---------- Data shown ----------

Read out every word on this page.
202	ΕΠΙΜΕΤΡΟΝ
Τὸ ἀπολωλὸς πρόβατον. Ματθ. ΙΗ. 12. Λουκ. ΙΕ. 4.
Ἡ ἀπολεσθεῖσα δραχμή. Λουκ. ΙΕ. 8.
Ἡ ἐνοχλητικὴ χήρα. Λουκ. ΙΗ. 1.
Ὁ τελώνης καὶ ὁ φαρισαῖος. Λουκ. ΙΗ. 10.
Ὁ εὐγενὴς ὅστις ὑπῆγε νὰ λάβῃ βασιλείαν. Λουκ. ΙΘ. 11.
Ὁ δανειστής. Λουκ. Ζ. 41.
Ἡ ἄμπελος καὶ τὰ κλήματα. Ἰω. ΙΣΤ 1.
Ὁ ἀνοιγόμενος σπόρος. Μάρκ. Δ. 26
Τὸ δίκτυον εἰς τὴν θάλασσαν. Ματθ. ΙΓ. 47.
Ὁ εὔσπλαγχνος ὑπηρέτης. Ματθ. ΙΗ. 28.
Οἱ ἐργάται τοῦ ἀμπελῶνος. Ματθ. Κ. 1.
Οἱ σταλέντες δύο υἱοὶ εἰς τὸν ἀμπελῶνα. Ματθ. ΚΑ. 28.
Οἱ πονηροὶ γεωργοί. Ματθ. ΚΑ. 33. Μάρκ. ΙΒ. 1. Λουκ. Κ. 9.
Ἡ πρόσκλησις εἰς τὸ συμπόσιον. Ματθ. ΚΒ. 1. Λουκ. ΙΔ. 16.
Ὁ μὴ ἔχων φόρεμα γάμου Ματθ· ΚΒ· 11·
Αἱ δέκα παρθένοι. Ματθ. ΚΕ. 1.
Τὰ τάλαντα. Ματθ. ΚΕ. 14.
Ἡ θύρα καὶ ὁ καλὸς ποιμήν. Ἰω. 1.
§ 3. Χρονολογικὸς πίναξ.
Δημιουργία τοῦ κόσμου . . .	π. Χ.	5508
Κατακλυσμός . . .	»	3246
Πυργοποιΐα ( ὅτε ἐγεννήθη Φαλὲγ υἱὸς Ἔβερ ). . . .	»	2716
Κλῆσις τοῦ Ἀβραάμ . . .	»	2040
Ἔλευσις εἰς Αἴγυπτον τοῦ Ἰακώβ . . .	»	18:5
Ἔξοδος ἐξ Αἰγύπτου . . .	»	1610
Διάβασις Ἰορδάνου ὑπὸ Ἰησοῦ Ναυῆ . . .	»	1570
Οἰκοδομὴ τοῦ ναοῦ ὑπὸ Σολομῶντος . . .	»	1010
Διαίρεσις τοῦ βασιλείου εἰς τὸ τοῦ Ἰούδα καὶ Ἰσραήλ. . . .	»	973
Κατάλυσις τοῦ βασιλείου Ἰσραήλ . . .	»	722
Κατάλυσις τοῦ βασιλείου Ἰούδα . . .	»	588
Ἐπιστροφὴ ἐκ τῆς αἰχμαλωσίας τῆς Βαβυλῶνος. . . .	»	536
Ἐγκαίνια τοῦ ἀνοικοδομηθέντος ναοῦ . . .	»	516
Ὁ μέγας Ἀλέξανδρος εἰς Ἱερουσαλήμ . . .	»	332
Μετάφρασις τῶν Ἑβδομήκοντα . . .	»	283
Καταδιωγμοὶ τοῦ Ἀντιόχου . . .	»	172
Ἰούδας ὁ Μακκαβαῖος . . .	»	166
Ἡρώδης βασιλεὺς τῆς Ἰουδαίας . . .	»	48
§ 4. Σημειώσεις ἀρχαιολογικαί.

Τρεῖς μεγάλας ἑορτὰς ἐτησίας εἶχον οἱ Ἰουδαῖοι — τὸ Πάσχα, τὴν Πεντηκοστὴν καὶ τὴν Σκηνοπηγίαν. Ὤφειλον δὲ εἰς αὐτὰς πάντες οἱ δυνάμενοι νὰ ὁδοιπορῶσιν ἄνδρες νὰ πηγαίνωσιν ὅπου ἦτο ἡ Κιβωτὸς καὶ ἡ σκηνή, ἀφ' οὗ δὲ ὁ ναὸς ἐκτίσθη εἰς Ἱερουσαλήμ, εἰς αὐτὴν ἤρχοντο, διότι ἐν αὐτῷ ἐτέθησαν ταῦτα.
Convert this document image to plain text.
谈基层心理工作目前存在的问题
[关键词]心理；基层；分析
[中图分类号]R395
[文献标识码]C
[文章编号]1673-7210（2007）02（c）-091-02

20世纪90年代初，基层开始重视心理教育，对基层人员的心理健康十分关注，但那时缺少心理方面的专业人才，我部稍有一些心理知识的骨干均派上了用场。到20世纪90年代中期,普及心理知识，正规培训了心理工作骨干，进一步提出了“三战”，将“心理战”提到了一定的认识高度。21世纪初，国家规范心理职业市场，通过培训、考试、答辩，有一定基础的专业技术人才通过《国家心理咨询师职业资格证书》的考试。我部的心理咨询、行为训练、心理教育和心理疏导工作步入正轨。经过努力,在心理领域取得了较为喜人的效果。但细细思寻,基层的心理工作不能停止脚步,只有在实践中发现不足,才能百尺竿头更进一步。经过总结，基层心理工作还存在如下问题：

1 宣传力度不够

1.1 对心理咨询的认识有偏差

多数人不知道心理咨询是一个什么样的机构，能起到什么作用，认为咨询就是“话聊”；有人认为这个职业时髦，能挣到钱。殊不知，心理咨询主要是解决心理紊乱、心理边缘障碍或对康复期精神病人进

----------

Copy all the records above exactly, missing none.

Read out every word on this page.
202	ΕΠΙΜΕΤΡΟΝ
Τὸ ἀπολωλὸς πρόβατον. Ματθ. ΙΗ. 12. Λουκ. ΙΕ. 4.
Ἡ ἀπολεσθεῖσα δραχμή. Λουκ. ΙΕ. 8.
Ἡ ἐνοχλητικὴ χήρα. Λουκ. ΙΗ. 1.
Ὁ τελώνης καὶ ὁ φαρισαῖος. Λουκ. ΙΗ. 10.
Ὁ εὐγενὴς ὅστις ὑπῆγε νὰ λάβῃ βασιλείαν. Λουκ. ΙΘ. 11.
Ὁ δανειστής. Λουκ. Ζ. 41.
Ἡ ἄμπελος καὶ τὰ κλήματα. Ἰω. ΙΣΤ 1.
Ὁ ἀνοιγόμενος σπόρος. Μάρκ. Δ. 26
Τὸ δίκτυον εἰς τὴν θάλασσαν. Ματθ. ΙΓ. 47.
Ὁ εὔσπλαγχνος ὑπηρέτης. Ματθ. ΙΗ. 28.
Οἱ ἐργάται τοῦ ἀμπελῶνος. Ματθ. Κ. 1.
Οἱ σταλέντες δύο υἱοὶ εἰς τὸν ἀμπελῶνα. Ματθ. ΚΑ. 28.
Οἱ πονηροὶ γεωργοί. Ματθ. ΚΑ. 33. Μάρκ. ΙΒ. 1. Λουκ. Κ. 9.
Ἡ πρόσκλησις εἰς τὸ συμπόσιον. Ματθ. ΚΒ. 1. Λουκ. ΙΔ. 16.
Ὁ μὴ ἔχων φόρεμα γάμου Ματθ· ΚΒ· 11·
Αἱ δέκα παρθένοι. Ματθ. ΚΕ. 1.
Τὰ τάλαντα. Ματθ. ΚΕ. 14.
Ἡ θύρα καὶ ὁ καλὸς ποιμήν. Ἰω. 1.
§ 3. Χρονολογικὸς πίναξ.
Δημιουργία τοῦ κόσμου . . .	π. Χ.	5508
Κατακλυσμός . . .	»	3246
Πυργοποιΐα ( ὅτε ἐγεννήθη Φαλὲγ υἱὸς Ἔβερ ). . . .	»	2716
Κλῆσις τοῦ Ἀβραάμ . . .	»	2040
Ἔλευσις εἰς Αἴγυπτον τοῦ Ἰακώβ . . .	»	18:5
Ἔξοδος ἐξ Αἰγύπτου . . .	»	1610
Διάβασις Ἰορδάνου ὑπὸ Ἰησοῦ Ναυῆ . . .	»	1570
Οἰκοδομὴ τοῦ ναοῦ ὑπὸ Σολομῶντος . . .	»	1010
Διαίρεσις τοῦ βασιλείου εἰς τὸ τοῦ Ἰούδα καὶ Ἰσραήλ. . . .	»	973
Κατάλυσις τοῦ βασιλείου Ἰσραήλ . . .	»	722
Κατάλυσις τοῦ βασιλείου Ἰούδα . . .	»	588
Ἐπιστροφὴ ἐκ τῆς αἰχμαλωσίας τῆς Βαβυλῶνος. . . .	»	536
Ἐγκαίνια τοῦ ἀνοικοδομηθέντος ναοῦ . . .	»	516
Ὁ μέγας Ἀλέξανδρος εἰς Ἱερουσαλήμ . . .	»	332
Μετάφρασις τῶν Ἑβδομήκοντα . . .	»	283
Καταδιωγμοὶ τοῦ Ἀντιόχου . . .	»	172
Ἰούδας ὁ Μακκαβαῖος . . .	»	166
Ἡρώδης βασιλεὺς τῆς Ἰουδαίας . . .	»	48
§ 4. Σημειώσεις ἀρχαιολογικαί.

Τρεῖς μεγάλας ἑορτὰς ἐτησίας εἶχον οἱ Ἰουδαῖοι — τὸ Πάσχα, τὴν Πεντηκοστὴν καὶ τὴν Σκηνοπηγίαν. Ὤφειλον δὲ εἰς αὐτὰς πάντες οἱ δυνάμενοι νὰ ὁδοιπορῶσιν ἄνδρες νὰ πηγαίνωσιν ὅπου ἦτο ἡ Κιβωτὸς καὶ ἡ σκηνή, ἀφ' οὗ δὲ ὁ ναὸς ἐκτίσθη εἰς Ἱερουσαλήμ, εἰς αὐτὴν ἤρχοντο, διότι ἐν αὐτῷ ἐτέθησαν ταῦτα.
Convert this document image to plain text.
谈基层心理工作目前存在的问题
[关键词]心理；基层；分析
[中图分类号]R395
[文献标识码]C
[文章编号]1673-7210（2007）02（c）-091-02

20世纪90年代初，基层开始重视心理教育，对基层人员的心理健康十分关注，但那时缺少心理方面的专业人才，我部稍有一些心理知识的骨干均派上了用场。到20世纪90年代中期,普及心理知识，正规培训了心理工作骨干，进一步提出了“三战”，将“心理战”提到了一定的认识高度。21世纪初，国家规范心理职业市场，通过培训、考试、答辩，有一定基础的专业技术人才通过《国家心理咨询师职业资格证书》的考试。我部的心理咨询、行为训练、心理教育和心理疏导工作步入正轨。经过努力,在心理领域取得了较为喜人的效果。但细细思寻,基层的心理工作不能停止脚步,只有在实践中发现不足,才能百尺竿头更进一步。经过总结，基层心理工作还存在如下问题：

1 宣传力度不够

1.1 对心理咨询的认识有偏差

多数人不知道心理咨询是一个什么样的机构，能起到什么作用，认为咨询就是“话聊”；有人认为这个职业时髦，能挣到钱。殊不知，心理咨询主要是解决心理紊乱、心理边缘障碍或对康复期精神病人进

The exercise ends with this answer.